TASK DIRECTIONS:
Count how many lines of the material hold "denken". Respond with that number alone.

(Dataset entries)
----------------------------------------

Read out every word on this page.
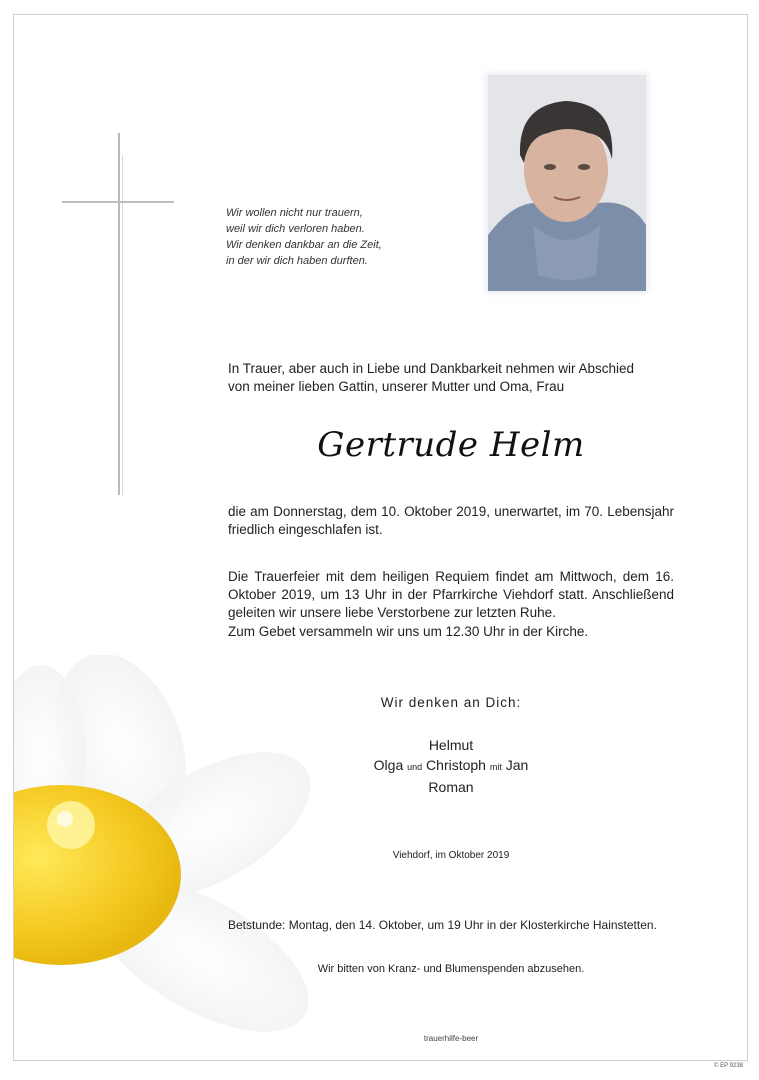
Wir wollen nicht nur trauern,
weil wir dich verloren haben.
Wir denken dankbar an die Zeit,
in der wir dich haben durften.
In Trauer, aber auch in Liebe und Dankbarkeit nehmen wir Abschied
von meiner lieben Gattin, unserer Mutter und Oma, Frau
Gertrude Helm
die am Donnerstag, dem 10. Oktober 2019, unerwartet, im 70. Lebensjahr friedlich eingeschlafen ist.
Die Trauerfeier mit dem heiligen Requiem findet am Mittwoch, dem 16. Oktober 2019, um 13 Uhr in der Pfarrkirche Viehdorf statt. Anschließend geleiten wir unsere liebe Verstorbene zur letzten Ruhe.
Zum Gebet versammeln wir uns um 12.30 Uhr in der Kirche.
Wir denken an Dich:
Helmut
Olga und Christoph mit Jan
Roman
Viehdorf, im Oktober 2019
Betstunde: Montag, den 14. Oktober, um 19 Uhr in der Klosterkirche Hainstetten.
Wir bitten von Kranz- und Blumenspenden abzusehen.
trauerhilfe-beer
© EP 9238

----------------------------------------

FULL SOLUTION:
2